──────── INPUT FOR THIS TASK
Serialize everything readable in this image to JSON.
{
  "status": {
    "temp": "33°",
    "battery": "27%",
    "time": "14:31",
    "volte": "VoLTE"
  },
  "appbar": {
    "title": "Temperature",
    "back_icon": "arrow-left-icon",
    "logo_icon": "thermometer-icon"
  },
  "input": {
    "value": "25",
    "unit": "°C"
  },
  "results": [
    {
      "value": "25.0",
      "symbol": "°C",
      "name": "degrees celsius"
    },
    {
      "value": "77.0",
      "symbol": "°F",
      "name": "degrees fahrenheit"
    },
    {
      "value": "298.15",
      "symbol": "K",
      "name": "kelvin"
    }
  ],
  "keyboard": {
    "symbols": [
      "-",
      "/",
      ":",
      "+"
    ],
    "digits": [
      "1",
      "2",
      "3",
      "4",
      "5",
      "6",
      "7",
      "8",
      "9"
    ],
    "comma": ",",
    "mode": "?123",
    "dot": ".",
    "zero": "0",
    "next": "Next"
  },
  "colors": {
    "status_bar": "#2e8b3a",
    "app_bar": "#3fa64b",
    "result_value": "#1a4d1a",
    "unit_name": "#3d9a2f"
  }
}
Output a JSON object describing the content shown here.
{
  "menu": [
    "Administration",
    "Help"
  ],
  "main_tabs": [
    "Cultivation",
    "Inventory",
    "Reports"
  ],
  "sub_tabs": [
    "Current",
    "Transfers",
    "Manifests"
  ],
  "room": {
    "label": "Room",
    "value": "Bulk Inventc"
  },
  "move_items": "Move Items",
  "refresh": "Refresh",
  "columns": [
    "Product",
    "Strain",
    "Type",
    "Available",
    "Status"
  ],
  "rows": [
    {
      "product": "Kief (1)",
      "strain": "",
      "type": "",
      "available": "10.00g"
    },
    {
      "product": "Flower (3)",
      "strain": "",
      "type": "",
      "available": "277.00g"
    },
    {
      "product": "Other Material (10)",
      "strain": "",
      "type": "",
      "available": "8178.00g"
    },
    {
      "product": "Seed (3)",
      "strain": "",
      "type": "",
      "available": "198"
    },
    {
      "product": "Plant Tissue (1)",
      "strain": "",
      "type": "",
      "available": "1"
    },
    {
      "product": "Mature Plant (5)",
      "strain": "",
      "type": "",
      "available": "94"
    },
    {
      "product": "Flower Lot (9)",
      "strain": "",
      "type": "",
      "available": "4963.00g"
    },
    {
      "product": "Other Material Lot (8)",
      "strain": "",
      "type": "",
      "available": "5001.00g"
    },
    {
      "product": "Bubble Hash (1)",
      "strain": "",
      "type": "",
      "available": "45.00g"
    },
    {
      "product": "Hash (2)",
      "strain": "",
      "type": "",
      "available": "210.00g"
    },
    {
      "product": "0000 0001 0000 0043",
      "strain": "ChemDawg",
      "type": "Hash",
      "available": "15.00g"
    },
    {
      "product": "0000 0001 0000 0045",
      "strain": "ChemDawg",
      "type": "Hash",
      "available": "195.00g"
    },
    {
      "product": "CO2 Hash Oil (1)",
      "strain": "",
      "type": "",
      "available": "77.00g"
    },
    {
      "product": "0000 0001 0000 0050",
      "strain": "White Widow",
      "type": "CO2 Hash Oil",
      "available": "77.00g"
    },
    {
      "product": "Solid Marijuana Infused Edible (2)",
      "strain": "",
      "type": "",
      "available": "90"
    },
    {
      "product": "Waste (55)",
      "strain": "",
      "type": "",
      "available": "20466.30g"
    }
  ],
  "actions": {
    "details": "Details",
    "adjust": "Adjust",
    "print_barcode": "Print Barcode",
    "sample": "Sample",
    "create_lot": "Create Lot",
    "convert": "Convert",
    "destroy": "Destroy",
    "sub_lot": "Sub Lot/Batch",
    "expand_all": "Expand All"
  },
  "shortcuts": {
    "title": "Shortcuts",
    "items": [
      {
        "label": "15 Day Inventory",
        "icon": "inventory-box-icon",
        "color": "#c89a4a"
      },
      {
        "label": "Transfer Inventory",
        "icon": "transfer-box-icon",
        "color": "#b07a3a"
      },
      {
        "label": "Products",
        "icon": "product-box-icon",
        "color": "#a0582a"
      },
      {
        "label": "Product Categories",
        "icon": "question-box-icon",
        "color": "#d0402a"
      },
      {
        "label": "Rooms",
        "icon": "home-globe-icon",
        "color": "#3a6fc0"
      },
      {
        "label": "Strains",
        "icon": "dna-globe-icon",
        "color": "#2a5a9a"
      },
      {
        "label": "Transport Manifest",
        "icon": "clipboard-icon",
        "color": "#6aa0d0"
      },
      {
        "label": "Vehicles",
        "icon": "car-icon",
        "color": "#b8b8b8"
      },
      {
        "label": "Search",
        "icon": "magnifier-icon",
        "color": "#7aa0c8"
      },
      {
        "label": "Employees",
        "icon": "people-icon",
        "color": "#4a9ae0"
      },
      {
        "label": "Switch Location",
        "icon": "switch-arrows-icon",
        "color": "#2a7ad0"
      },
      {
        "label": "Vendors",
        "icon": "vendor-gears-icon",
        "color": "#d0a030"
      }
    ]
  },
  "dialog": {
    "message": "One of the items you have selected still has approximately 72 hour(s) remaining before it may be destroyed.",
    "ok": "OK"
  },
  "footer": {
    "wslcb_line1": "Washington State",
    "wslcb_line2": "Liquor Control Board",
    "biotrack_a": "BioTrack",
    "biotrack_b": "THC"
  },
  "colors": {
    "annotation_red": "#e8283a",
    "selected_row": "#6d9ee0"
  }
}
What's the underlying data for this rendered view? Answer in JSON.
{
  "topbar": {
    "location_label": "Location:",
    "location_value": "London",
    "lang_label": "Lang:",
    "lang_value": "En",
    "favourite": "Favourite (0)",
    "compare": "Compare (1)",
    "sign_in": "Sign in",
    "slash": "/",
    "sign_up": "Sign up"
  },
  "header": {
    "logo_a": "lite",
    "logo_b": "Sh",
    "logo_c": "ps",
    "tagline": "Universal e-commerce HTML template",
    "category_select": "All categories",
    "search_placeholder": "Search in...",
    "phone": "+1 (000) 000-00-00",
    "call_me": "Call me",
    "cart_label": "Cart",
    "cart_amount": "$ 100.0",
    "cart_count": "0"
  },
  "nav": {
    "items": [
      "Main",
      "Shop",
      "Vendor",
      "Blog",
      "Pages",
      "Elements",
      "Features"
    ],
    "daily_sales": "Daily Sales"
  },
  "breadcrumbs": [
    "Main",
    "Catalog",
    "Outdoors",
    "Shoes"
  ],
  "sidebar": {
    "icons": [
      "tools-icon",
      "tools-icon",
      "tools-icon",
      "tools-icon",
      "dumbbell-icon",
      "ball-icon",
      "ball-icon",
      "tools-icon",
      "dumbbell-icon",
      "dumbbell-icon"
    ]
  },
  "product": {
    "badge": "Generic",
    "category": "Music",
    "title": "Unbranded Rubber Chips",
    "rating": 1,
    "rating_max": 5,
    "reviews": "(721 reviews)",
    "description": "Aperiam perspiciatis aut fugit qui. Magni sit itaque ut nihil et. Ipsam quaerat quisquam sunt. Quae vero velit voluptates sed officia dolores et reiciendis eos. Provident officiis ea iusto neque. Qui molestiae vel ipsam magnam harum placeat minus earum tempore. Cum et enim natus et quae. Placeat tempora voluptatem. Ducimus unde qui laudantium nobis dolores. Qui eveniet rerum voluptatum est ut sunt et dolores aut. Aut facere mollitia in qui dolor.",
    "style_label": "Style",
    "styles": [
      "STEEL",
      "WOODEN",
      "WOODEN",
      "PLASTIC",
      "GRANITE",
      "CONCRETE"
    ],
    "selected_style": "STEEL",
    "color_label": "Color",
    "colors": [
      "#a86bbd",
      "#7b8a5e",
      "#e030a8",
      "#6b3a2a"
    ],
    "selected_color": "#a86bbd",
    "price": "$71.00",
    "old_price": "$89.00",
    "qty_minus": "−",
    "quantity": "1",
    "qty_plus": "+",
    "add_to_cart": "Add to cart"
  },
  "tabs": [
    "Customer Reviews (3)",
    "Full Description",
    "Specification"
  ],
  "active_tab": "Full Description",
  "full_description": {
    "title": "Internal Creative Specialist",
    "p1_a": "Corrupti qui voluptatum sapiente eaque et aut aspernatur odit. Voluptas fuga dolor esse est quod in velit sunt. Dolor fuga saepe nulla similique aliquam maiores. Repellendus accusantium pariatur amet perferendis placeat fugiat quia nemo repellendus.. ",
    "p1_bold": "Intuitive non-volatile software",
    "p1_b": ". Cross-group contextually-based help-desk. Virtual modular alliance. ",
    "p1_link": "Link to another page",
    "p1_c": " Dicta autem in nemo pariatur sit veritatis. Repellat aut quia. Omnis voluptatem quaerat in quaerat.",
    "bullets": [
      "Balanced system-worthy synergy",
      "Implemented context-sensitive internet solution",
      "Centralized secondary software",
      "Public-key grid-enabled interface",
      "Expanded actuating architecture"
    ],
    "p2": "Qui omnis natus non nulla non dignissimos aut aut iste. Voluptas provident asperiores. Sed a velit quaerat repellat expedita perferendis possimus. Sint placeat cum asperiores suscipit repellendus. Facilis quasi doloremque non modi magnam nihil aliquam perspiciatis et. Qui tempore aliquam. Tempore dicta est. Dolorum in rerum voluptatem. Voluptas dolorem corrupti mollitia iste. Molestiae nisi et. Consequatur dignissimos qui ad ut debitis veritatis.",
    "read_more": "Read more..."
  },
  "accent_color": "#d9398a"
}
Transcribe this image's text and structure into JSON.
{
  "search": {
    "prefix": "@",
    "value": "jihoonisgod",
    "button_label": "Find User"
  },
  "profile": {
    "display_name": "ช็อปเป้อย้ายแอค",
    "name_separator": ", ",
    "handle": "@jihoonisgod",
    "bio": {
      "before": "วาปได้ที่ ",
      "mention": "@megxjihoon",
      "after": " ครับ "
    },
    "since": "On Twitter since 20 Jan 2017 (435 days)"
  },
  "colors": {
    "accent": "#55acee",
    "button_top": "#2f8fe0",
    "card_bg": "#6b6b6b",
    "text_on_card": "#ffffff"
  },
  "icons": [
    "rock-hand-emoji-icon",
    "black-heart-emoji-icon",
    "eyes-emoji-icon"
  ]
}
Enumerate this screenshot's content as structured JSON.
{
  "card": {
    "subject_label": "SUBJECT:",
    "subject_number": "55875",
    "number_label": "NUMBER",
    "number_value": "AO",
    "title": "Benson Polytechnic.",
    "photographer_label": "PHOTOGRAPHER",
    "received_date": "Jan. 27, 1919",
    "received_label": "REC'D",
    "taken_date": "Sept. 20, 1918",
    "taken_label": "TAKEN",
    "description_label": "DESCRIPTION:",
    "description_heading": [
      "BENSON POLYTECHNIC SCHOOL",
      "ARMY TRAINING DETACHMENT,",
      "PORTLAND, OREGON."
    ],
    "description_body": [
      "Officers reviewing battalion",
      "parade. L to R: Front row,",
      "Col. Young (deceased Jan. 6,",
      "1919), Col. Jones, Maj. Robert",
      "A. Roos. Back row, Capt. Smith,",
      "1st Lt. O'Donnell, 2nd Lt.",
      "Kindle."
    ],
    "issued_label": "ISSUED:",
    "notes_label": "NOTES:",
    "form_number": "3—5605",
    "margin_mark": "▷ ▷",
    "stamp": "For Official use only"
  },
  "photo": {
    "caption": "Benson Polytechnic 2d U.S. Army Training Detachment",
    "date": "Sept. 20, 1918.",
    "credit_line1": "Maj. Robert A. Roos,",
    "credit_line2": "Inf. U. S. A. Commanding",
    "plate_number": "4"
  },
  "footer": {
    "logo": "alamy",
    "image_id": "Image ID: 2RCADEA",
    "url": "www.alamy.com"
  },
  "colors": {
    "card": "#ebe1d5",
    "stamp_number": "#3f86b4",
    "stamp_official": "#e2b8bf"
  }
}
────────────────
Read the lines above. Gather those in which the string "globe" is found.

        "icon": "home-globe-icon",
        "icon": "dna-globe-icon",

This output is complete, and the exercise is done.